__Problem__: Using the records provided below, locate and copy each line that contains the word "Totalmente".

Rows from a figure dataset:
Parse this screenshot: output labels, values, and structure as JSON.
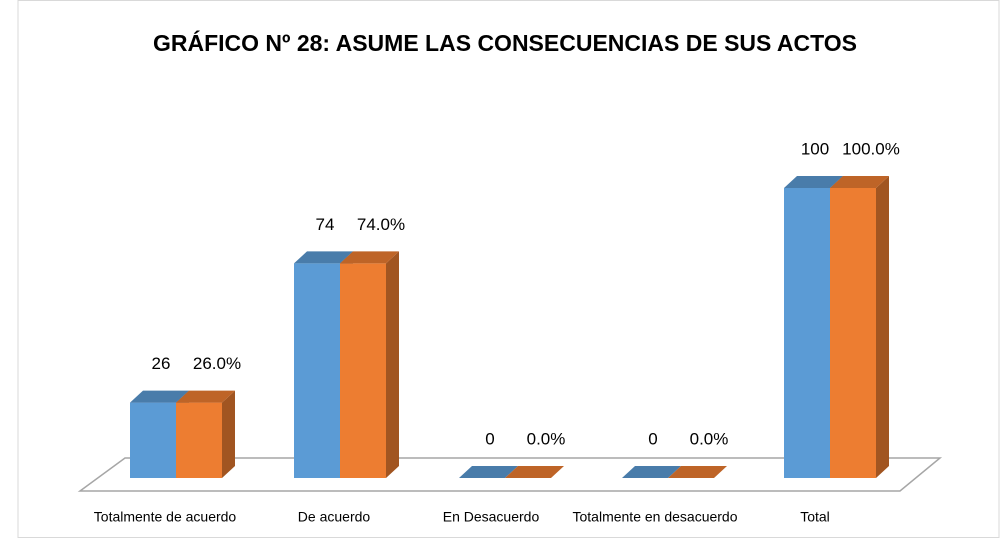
{
  "chart_data": {
    "type": "bar3d",
    "title": "GRÁFICO  Nº 28:  ASUME LAS CONSECUENCIAS DE SUS ACTOS",
    "categories": [
      "Totalmente de acuerdo",
      "De acuerdo",
      "En Desacuerdo",
      "Totalmente en desacuerdo",
      "Total"
    ],
    "series": [
      {
        "color": "#5b9bd5",
        "values": [
          26,
          74,
          0,
          0,
          100
        ]
      },
      {
        "color": "#ed7d31",
        "values": [
          26,
          74,
          0,
          0,
          100
        ],
        "value_labels": [
          "26.0%",
          "74.0%",
          "0.0%",
          "0.0%",
          "100.0%"
        ]
      }
    ]
  }
}
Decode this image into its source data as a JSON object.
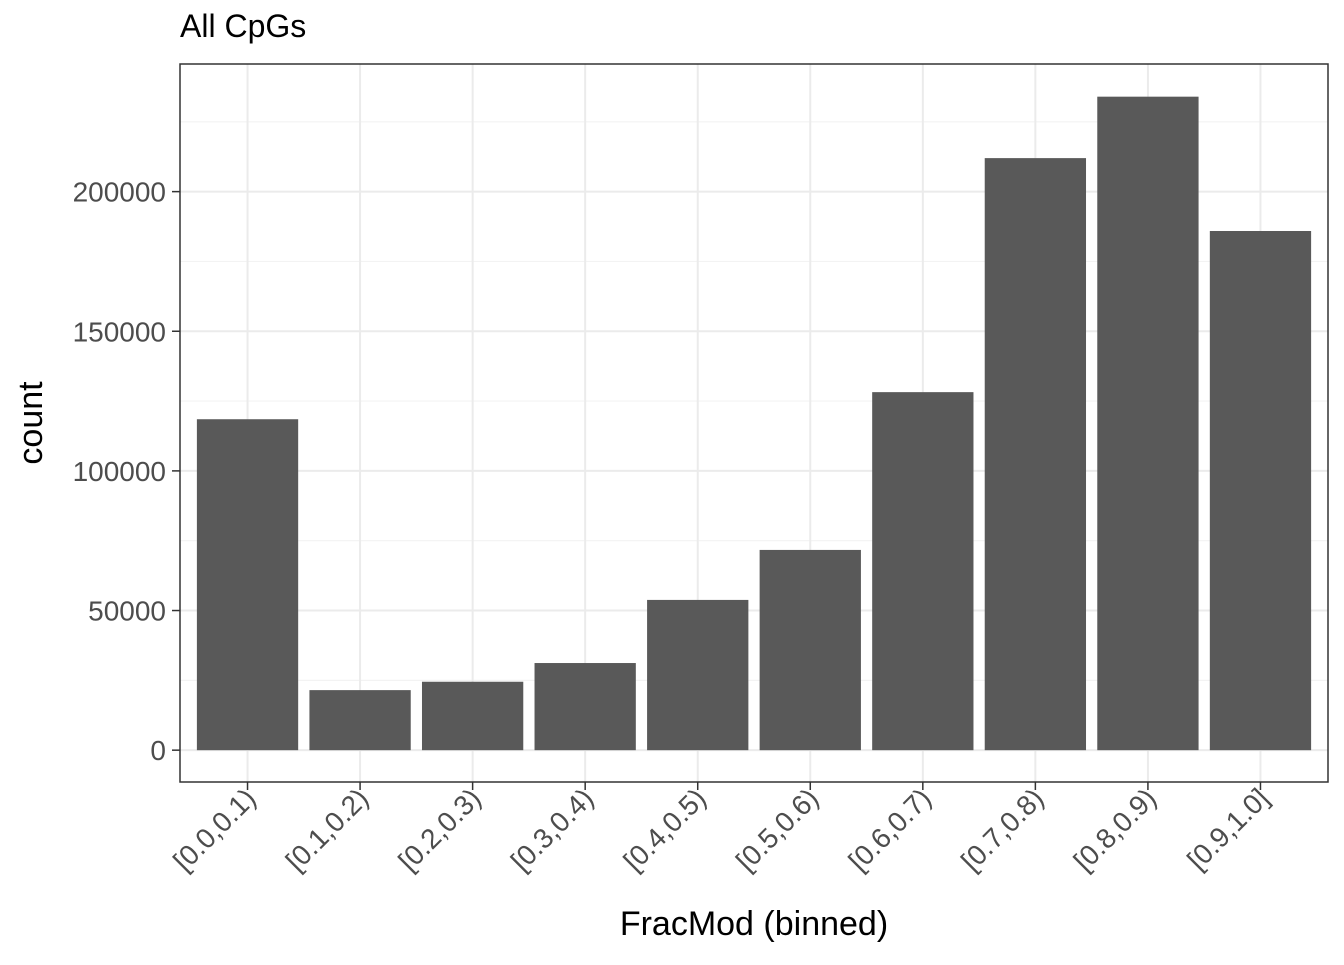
{
  "chart_data": {
    "type": "bar",
    "title": "All CpGs",
    "xlabel": "FracMod (binned)",
    "ylabel": "count",
    "categories": [
      "[0.0,0.1)",
      "[0.1,0.2)",
      "[0.2,0.3)",
      "[0.3,0.4)",
      "[0.4,0.5)",
      "[0.5,0.6)",
      "[0.6,0.7)",
      "[0.7,0.8)",
      "[0.8,0.9)",
      "[0.9,1.0]"
    ],
    "values": [
      118500,
      21500,
      24500,
      31200,
      53800,
      71700,
      128200,
      212000,
      234000,
      185900
    ],
    "ylim": [
      -11400,
      245700
    ],
    "yticks": [
      0,
      50000,
      100000,
      150000,
      200000
    ],
    "ytick_labels": [
      "0",
      "50000",
      "100000",
      "150000",
      "200000"
    ],
    "grid": true,
    "colors": {
      "bar": "#595959",
      "panel_border": "#333333",
      "grid_major": "#ebebeb",
      "grid_minor": "#f3f3f3",
      "tick_label": "#4d4d4d",
      "axis_title": "#000000"
    }
  }
}
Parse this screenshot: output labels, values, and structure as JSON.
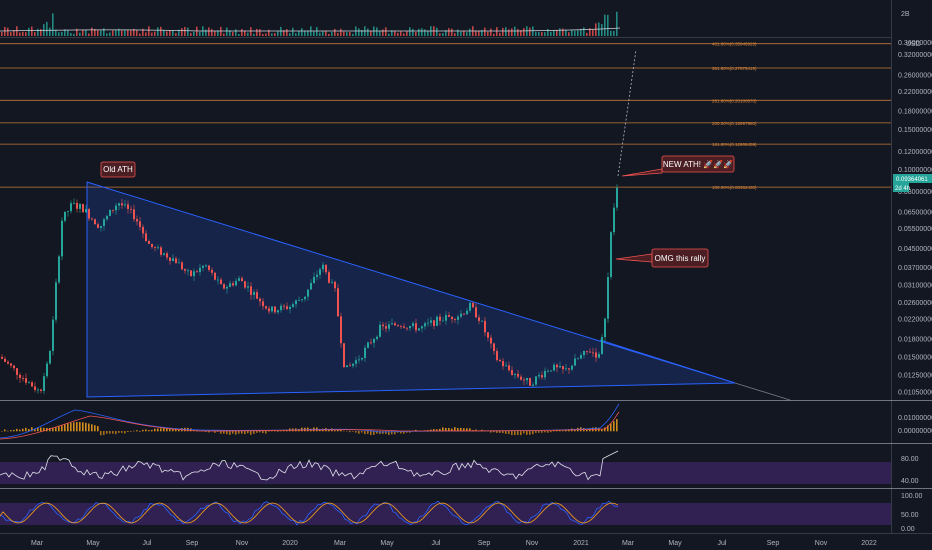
{
  "chart_data": {
    "type": "candlestick",
    "title": "",
    "currency": "USD",
    "volume_label": "2B",
    "time_axis": [
      "Mar",
      "May",
      "Jul",
      "Sep",
      "Nov",
      "2020",
      "Mar",
      "May",
      "Jul",
      "Sep",
      "Nov",
      "2021",
      "Mar",
      "May",
      "Jul",
      "Sep",
      "Nov",
      "2022"
    ],
    "price_axis": [
      "0.36000000",
      "0.32000000",
      "0.26000000",
      "0.22000000",
      "0.18000000",
      "0.15000000",
      "0.12000000",
      "0.10000000",
      "0.08000000",
      "0.06500000",
      "0.05500000",
      "0.04500000",
      "0.03700000",
      "0.03100000",
      "0.02600000",
      "0.02200000",
      "0.01800000",
      "0.01500000",
      "0.01250000",
      "0.01050000"
    ],
    "price_ylim": [
      0.0098,
      0.37
    ],
    "scale": "log",
    "last_price": "0.09364061",
    "countdown": "2d 4h",
    "fib_levels": [
      {
        "label": "100.00%(0.08352430)",
        "price": 0.08352
      },
      {
        "label": "161.80%(0.12908459)",
        "price": 0.12908
      },
      {
        "label": "200.00%(0.15997980)",
        "price": 0.15998
      },
      {
        "label": "261.80%(0.20100570)",
        "price": 0.20101
      },
      {
        "label": "361.80%(0.27879419)",
        "price": 0.27879
      },
      {
        "label": "461.80%(0.35649929)",
        "price": 0.3565
      }
    ],
    "annotations": [
      {
        "text": "Old ATH"
      },
      {
        "text": "NEW ATH! 🚀🚀🚀"
      },
      {
        "text": "OMG this rally"
      }
    ],
    "macd_axis": [
      "0.01000000",
      "0.00000000"
    ],
    "rsi_axis": [
      "80.00",
      "40.00"
    ],
    "stoch_axis": [
      "100.00",
      "50.00",
      "0.00"
    ],
    "colors": {
      "background": "#131722",
      "up": "#26a69a",
      "down": "#ef5350",
      "triangle": "#2962ff",
      "fib": "#e08a3c",
      "rsi_band": "#4a2a7a"
    }
  }
}
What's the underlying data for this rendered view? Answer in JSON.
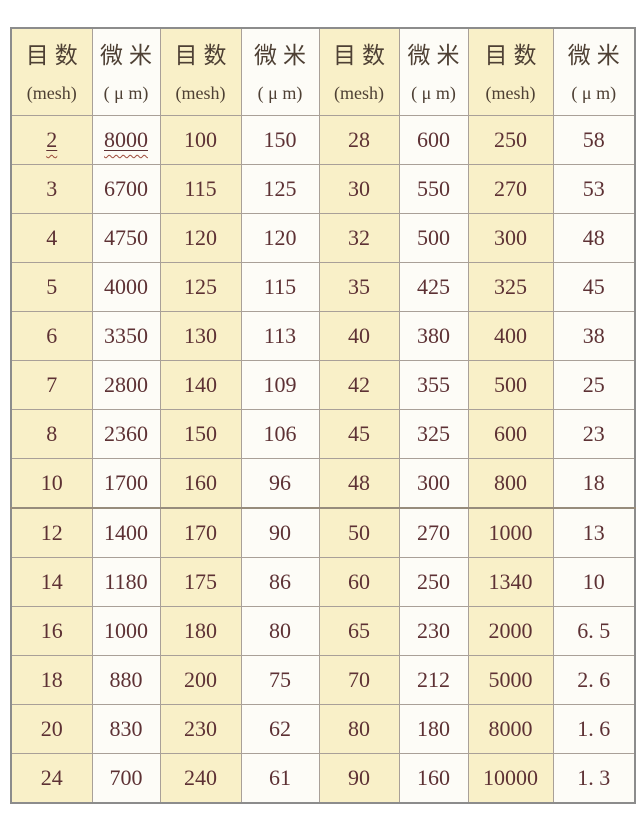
{
  "table": {
    "header": {
      "mesh_title": "目数",
      "mesh_sub": "(mesh)",
      "um_title": "微米",
      "um_sub": "( μ m)",
      "pair_count": 4
    },
    "rows": [
      [
        "2",
        "8000",
        "100",
        "150",
        "28",
        "600",
        "250",
        "58"
      ],
      [
        "3",
        "6700",
        "115",
        "125",
        "30",
        "550",
        "270",
        "53"
      ],
      [
        "4",
        "4750",
        "120",
        "120",
        "32",
        "500",
        "300",
        "48"
      ],
      [
        "5",
        "4000",
        "125",
        "115",
        "35",
        "425",
        "325",
        "45"
      ],
      [
        "6",
        "3350",
        "130",
        "113",
        "40",
        "380",
        "400",
        "38"
      ],
      [
        "7",
        "2800",
        "140",
        "109",
        "42",
        "355",
        "500",
        "25"
      ],
      [
        "8",
        "2360",
        "150",
        "106",
        "45",
        "325",
        "600",
        "23"
      ],
      [
        "10",
        "1700",
        "160",
        "96",
        "48",
        "300",
        "800",
        "18"
      ],
      [
        "12",
        "1400",
        "170",
        "90",
        "50",
        "270",
        "1000",
        "13"
      ],
      [
        "14",
        "1180",
        "175",
        "86",
        "60",
        "250",
        "1340",
        "10"
      ],
      [
        "16",
        "1000",
        "180",
        "80",
        "65",
        "230",
        "2000",
        "6. 5"
      ],
      [
        "18",
        "880",
        "200",
        "75",
        "70",
        "212",
        "5000",
        "2. 6"
      ],
      [
        "20",
        "830",
        "230",
        "62",
        "80",
        "180",
        "8000",
        "1. 6"
      ],
      [
        "24",
        "700",
        "240",
        "61",
        "90",
        "160",
        "10000",
        "1. 3"
      ]
    ],
    "squiggle_cells": [
      [
        0,
        0
      ],
      [
        0,
        1
      ]
    ]
  },
  "colors": {
    "mesh_column_bg": "#f9f0c8",
    "um_column_bg": "#fdfcf7",
    "number_text": "#5d3134",
    "header_text": "#4e4034",
    "grid_border": "#a9a098",
    "outer_border": "#8c8c8c",
    "squiggle_underline": "#9c4a3a"
  }
}
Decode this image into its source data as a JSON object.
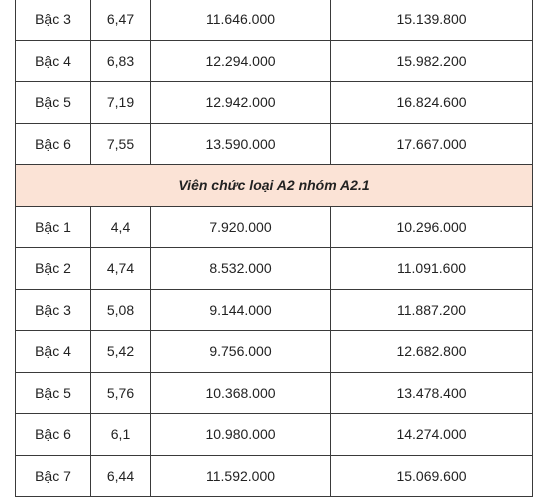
{
  "table": {
    "rows_before": [
      {
        "level": "Bậc 3",
        "coefficient": "6,47",
        "salary_2023": "11.646.000",
        "salary_2024": "15.139.800"
      },
      {
        "level": "Bậc 4",
        "coefficient": "6,83",
        "salary_2023": "12.294.000",
        "salary_2024": "15.982.200"
      },
      {
        "level": "Bậc 5",
        "coefficient": "7,19",
        "salary_2023": "12.942.000",
        "salary_2024": "16.824.600"
      },
      {
        "level": "Bậc 6",
        "coefficient": "7,55",
        "salary_2023": "13.590.000",
        "salary_2024": "17.667.000"
      }
    ],
    "group_heading": "Viên chức loại A2 nhóm A2.1",
    "rows_after": [
      {
        "level": "Bậc 1",
        "coefficient": "4,4",
        "salary_2023": "7.920.000",
        "salary_2024": "10.296.000"
      },
      {
        "level": "Bậc 2",
        "coefficient": "4,74",
        "salary_2023": "8.532.000",
        "salary_2024": "11.091.600"
      },
      {
        "level": "Bậc 3",
        "coefficient": "5,08",
        "salary_2023": "9.144.000",
        "salary_2024": "11.887.200"
      },
      {
        "level": "Bậc 4",
        "coefficient": "5,42",
        "salary_2023": "9.756.000",
        "salary_2024": "12.682.800"
      },
      {
        "level": "Bậc 5",
        "coefficient": "5,76",
        "salary_2023": "10.368.000",
        "salary_2024": "13.478.400"
      },
      {
        "level": "Bậc 6",
        "coefficient": "6,1",
        "salary_2023": "10.980.000",
        "salary_2024": "14.274.000"
      },
      {
        "level": "Bậc 7",
        "coefficient": "6,44",
        "salary_2023": "11.592.000",
        "salary_2024": "15.069.600"
      }
    ]
  },
  "colors": {
    "group_heading_background": "#fbe3d6",
    "border": "#3a3a3a",
    "text": "#222222"
  }
}
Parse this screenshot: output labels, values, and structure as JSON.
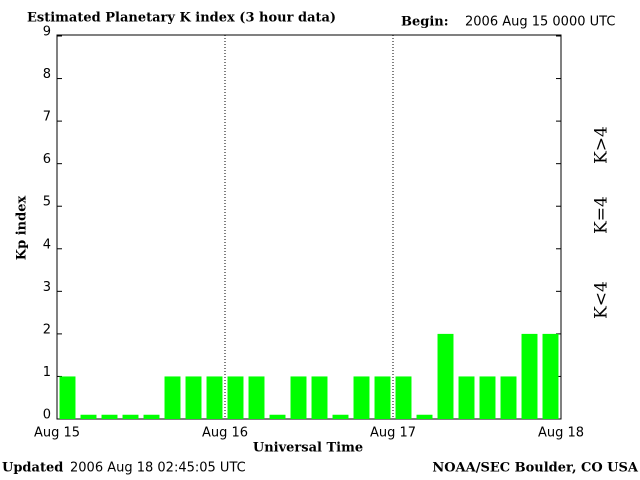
{
  "chart_data": {
    "type": "bar",
    "title": "Estimated Planetary K index (3 hour data)",
    "begin_label": "Begin:",
    "begin_value": "2006 Aug 15 0000 UTC",
    "ylabel": "Kp index",
    "xlabel": "Universal Time",
    "day_labels": [
      "Aug 15",
      "Aug 16",
      "Aug 17",
      "Aug 18"
    ],
    "categories": [
      null,
      null,
      null,
      null,
      null,
      null,
      null,
      null,
      null,
      null,
      null,
      null,
      null,
      null,
      null,
      null,
      null,
      null,
      null,
      null,
      null,
      null,
      null,
      null
    ],
    "values": [
      1,
      0.1,
      0.1,
      0.1,
      0.1,
      1,
      1,
      1,
      1,
      1,
      0.1,
      1,
      1,
      0.1,
      1,
      1,
      1,
      0.1,
      2,
      1,
      1,
      1,
      2,
      2
    ],
    "color": "#00ff00",
    "ylim": [
      0,
      9
    ],
    "yticks": [
      0,
      1,
      2,
      3,
      4,
      5,
      6,
      7,
      8,
      9
    ],
    "legend": [
      {
        "name": "K<4",
        "color": "#00ff00"
      },
      {
        "name": "K=4",
        "color": "#ffd700"
      },
      {
        "name": "K>4",
        "color": "#ff2000"
      }
    ],
    "updated_label": "Updated",
    "updated_value": "2006 Aug 18 02:45:05 UTC",
    "source": "NOAA/SEC Boulder, CO USA"
  }
}
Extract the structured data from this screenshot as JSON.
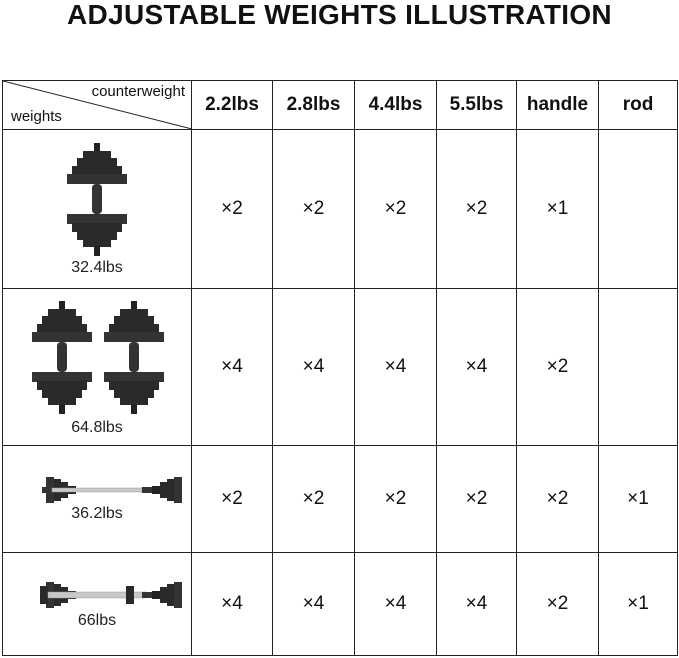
{
  "title": "ADJUSTABLE WEIGHTS ILLUSTRATION",
  "header": {
    "counterweight_label": "counterweight",
    "weights_label": "weights",
    "columns": [
      "2.2lbs",
      "2.8lbs",
      "4.4lbs",
      "5.5lbs",
      "handle",
      "rod"
    ]
  },
  "rows": [
    {
      "weight": "32.4lbs",
      "image": "single-dumbbell",
      "counts": [
        "×2",
        "×2",
        "×2",
        "×2",
        "×1",
        ""
      ]
    },
    {
      "weight": "64.8lbs",
      "image": "pair-of-dumbbells",
      "counts": [
        "×4",
        "×4",
        "×4",
        "×4",
        "×2",
        ""
      ]
    },
    {
      "weight": "36.2lbs",
      "image": "barbell",
      "counts": [
        "×2",
        "×2",
        "×2",
        "×2",
        "×2",
        "×1"
      ]
    },
    {
      "weight": "66lbs",
      "image": "barbell-heavy",
      "counts": [
        "×4",
        "×4",
        "×4",
        "×4",
        "×2",
        "×1"
      ]
    }
  ]
}
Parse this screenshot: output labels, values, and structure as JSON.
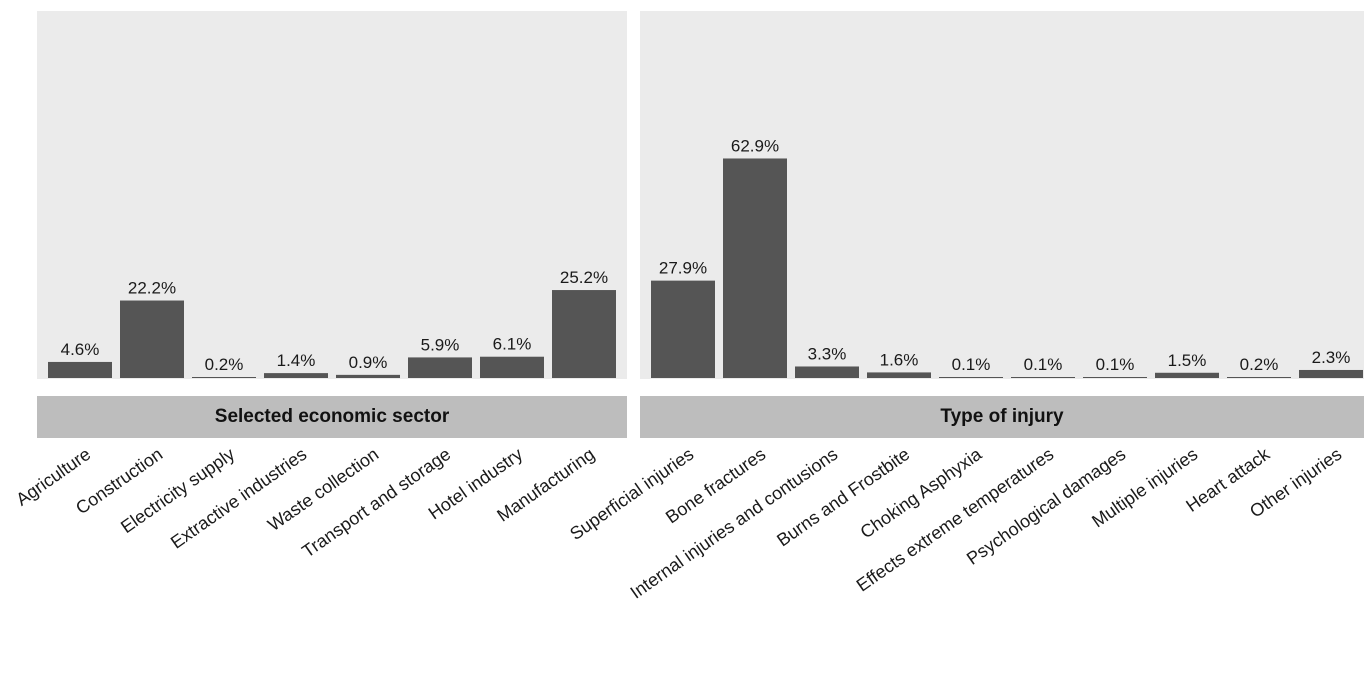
{
  "chart_data": [
    {
      "type": "bar",
      "panel_title": "Selected economic sector",
      "categories": [
        "Agriculture",
        "Construction",
        "Electricity supply",
        "Extractive industries",
        "Waste collection",
        "Transport and storage",
        "Hotel industry",
        "Manufacturing"
      ],
      "values": [
        4.6,
        22.2,
        0.2,
        1.4,
        0.9,
        5.9,
        6.1,
        25.2
      ],
      "labels": [
        "4.6%",
        "22.2%",
        "0.2%",
        "1.4%",
        "0.9%",
        "5.9%",
        "6.1%",
        "25.2%"
      ],
      "ylim": [
        0,
        66
      ],
      "grid": false,
      "bar_color": "#555555"
    },
    {
      "type": "bar",
      "panel_title": "Type of injury",
      "categories": [
        "Superficial injuries",
        "Bone fractures",
        "Internal injuries and contusions",
        "Burns and Frostbite",
        "Choking Asphyxia",
        "Effects extreme temperatures",
        "Psychological damages",
        "Multiple injuries",
        "Heart attack",
        "Other injuries"
      ],
      "values": [
        27.9,
        62.9,
        3.3,
        1.6,
        0.1,
        0.1,
        0.1,
        1.5,
        0.2,
        2.3
      ],
      "labels": [
        "27.9%",
        "62.9%",
        "3.3%",
        "1.6%",
        "0.1%",
        "0.1%",
        "0.1%",
        "1.5%",
        "0.2%",
        "2.3%"
      ],
      "ylim": [
        0,
        66
      ],
      "grid": false,
      "bar_color": "#555555"
    }
  ],
  "colors": {
    "panel_background": "#ebebeb",
    "strip_background": "#bdbdbd"
  }
}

__Task result__:
      "Totalmente de acuerdo",
      "Totalmente en desacuerdo",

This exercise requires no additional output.